(Task prompt): Write out the records that appear below, verbatim and complete, but without pictures.

Data excerpts:

··········

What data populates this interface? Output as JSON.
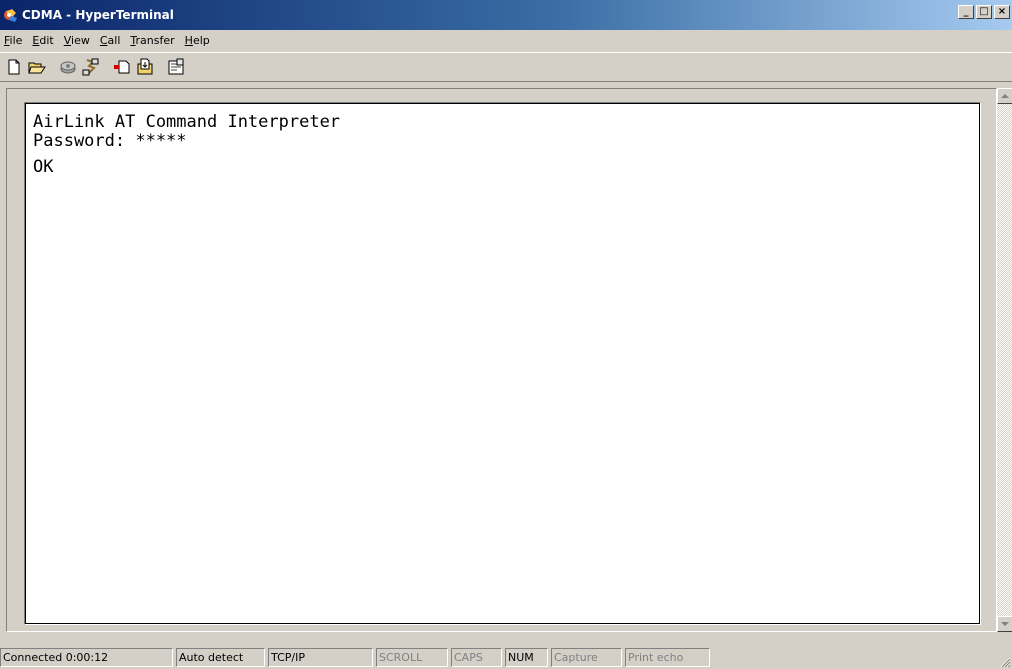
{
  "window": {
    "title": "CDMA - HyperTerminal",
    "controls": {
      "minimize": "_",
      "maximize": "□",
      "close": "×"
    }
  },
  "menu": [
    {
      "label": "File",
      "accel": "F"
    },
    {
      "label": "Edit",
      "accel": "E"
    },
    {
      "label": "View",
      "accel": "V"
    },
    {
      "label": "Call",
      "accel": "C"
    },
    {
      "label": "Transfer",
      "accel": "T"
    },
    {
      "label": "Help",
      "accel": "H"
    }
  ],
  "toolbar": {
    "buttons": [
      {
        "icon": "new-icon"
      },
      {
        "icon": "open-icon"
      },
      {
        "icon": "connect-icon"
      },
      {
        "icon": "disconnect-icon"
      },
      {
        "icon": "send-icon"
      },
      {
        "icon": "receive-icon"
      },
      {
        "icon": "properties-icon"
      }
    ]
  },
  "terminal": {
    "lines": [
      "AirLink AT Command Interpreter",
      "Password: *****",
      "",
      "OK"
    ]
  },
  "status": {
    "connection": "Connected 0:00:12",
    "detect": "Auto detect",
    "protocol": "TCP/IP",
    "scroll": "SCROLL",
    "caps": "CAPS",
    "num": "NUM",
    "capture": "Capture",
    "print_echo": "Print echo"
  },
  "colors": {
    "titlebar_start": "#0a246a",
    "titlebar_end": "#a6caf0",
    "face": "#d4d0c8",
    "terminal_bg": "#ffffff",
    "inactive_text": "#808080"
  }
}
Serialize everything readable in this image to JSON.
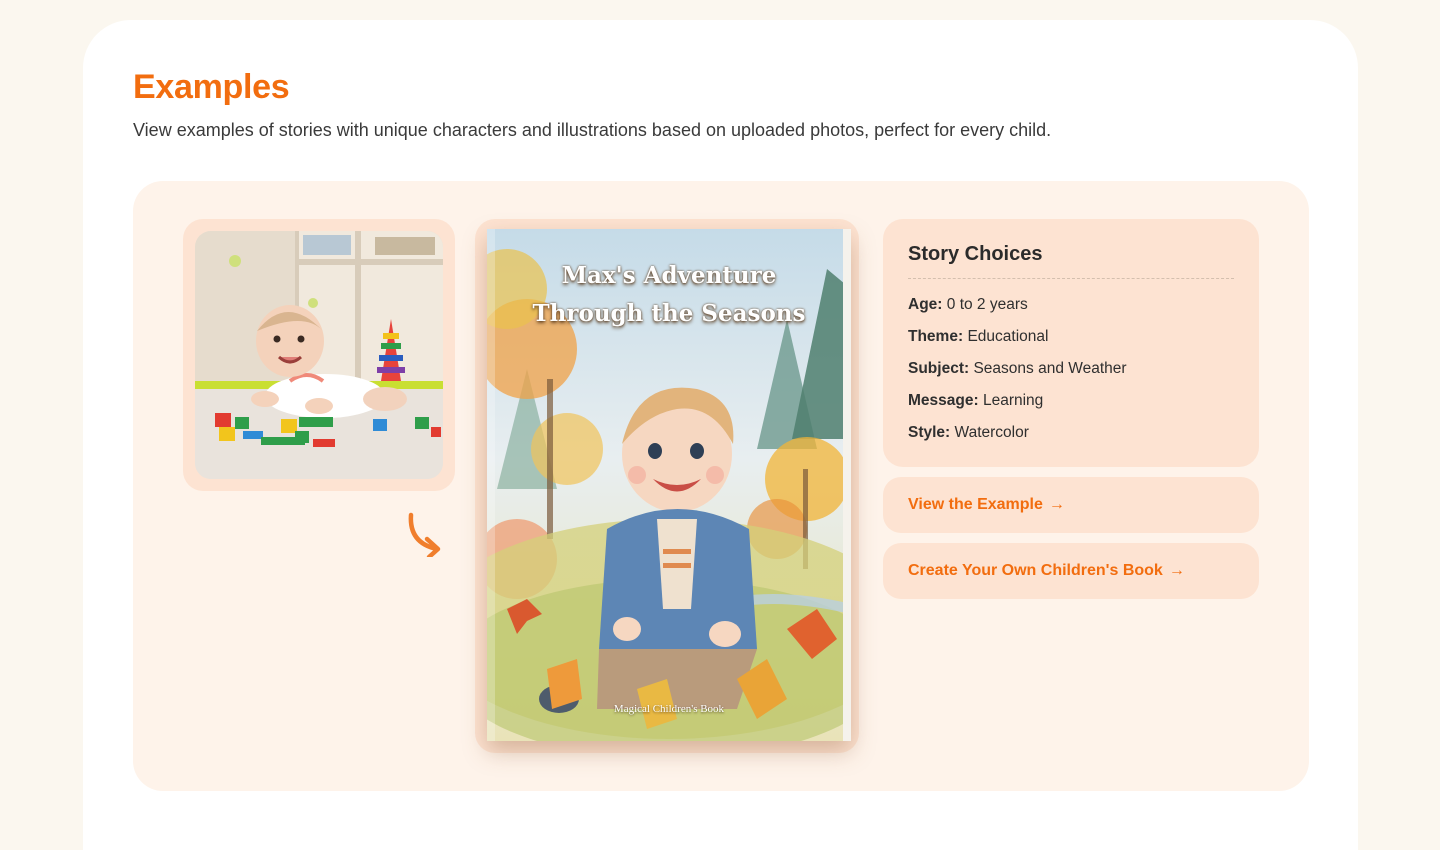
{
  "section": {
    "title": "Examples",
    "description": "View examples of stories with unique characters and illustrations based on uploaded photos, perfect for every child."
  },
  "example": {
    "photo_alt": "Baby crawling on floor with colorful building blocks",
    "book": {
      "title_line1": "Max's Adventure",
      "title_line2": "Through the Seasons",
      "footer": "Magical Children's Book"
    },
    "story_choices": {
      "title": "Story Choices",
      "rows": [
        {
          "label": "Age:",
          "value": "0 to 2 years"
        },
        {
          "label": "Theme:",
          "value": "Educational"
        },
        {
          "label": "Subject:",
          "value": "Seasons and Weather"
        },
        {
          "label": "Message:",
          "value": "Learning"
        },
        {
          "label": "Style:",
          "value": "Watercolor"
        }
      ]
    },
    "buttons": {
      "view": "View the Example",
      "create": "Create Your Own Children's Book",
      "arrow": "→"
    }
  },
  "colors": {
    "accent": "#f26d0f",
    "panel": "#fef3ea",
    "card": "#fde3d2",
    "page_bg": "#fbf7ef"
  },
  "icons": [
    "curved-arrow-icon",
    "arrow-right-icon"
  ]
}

··········

(Response to the exercise):
What data populates this interface? Output as JSON.
{
  "window": {
    "title": "CDMA - HyperTerminal",
    "controls": {
      "minimize": "_",
      "maximize": "□",
      "close": "×"
    }
  },
  "menu": [
    {
      "label": "File",
      "accel": "F"
    },
    {
      "label": "Edit",
      "accel": "E"
    },
    {
      "label": "View",
      "accel": "V"
    },
    {
      "label": "Call",
      "accel": "C"
    },
    {
      "label": "Transfer",
      "accel": "T"
    },
    {
      "label": "Help",
      "accel": "H"
    }
  ],
  "toolbar": {
    "buttons": [
      {
        "icon": "new-icon"
      },
      {
        "icon": "open-icon"
      },
      {
        "icon": "connect-icon"
      },
      {
        "icon": "disconnect-icon"
      },
      {
        "icon": "send-icon"
      },
      {
        "icon": "receive-icon"
      },
      {
        "icon": "properties-icon"
      }
    ]
  },
  "terminal": {
    "lines": [
      "AirLink AT Command Interpreter",
      "Password: *****",
      "",
      "OK"
    ]
  },
  "status": {
    "connection": "Connected 0:00:12",
    "detect": "Auto detect",
    "protocol": "TCP/IP",
    "scroll": "SCROLL",
    "caps": "CAPS",
    "num": "NUM",
    "capture": "Capture",
    "print_echo": "Print echo"
  },
  "colors": {
    "titlebar_start": "#0a246a",
    "titlebar_end": "#a6caf0",
    "face": "#d4d0c8",
    "terminal_bg": "#ffffff",
    "inactive_text": "#808080"
  }
}
Serialize everything readable in this image to JSON.
{
  "section": {
    "title": "Examples",
    "description": "View examples of stories with unique characters and illustrations based on uploaded photos, perfect for every child."
  },
  "example": {
    "photo_alt": "Baby crawling on floor with colorful building blocks",
    "book": {
      "title_line1": "Max's Adventure",
      "title_line2": "Through the Seasons",
      "footer": "Magical Children's Book"
    },
    "story_choices": {
      "title": "Story Choices",
      "rows": [
        {
          "label": "Age:",
          "value": "0 to 2 years"
        },
        {
          "label": "Theme:",
          "value": "Educational"
        },
        {
          "label": "Subject:",
          "value": "Seasons and Weather"
        },
        {
          "label": "Message:",
          "value": "Learning"
        },
        {
          "label": "Style:",
          "value": "Watercolor"
        }
      ]
    },
    "buttons": {
      "view": "View the Example",
      "create": "Create Your Own Children's Book",
      "arrow": "→"
    }
  },
  "colors": {
    "accent": "#f26d0f",
    "panel": "#fef3ea",
    "card": "#fde3d2",
    "page_bg": "#fbf7ef"
  },
  "icons": [
    "curved-arrow-icon",
    "arrow-right-icon"
  ]
}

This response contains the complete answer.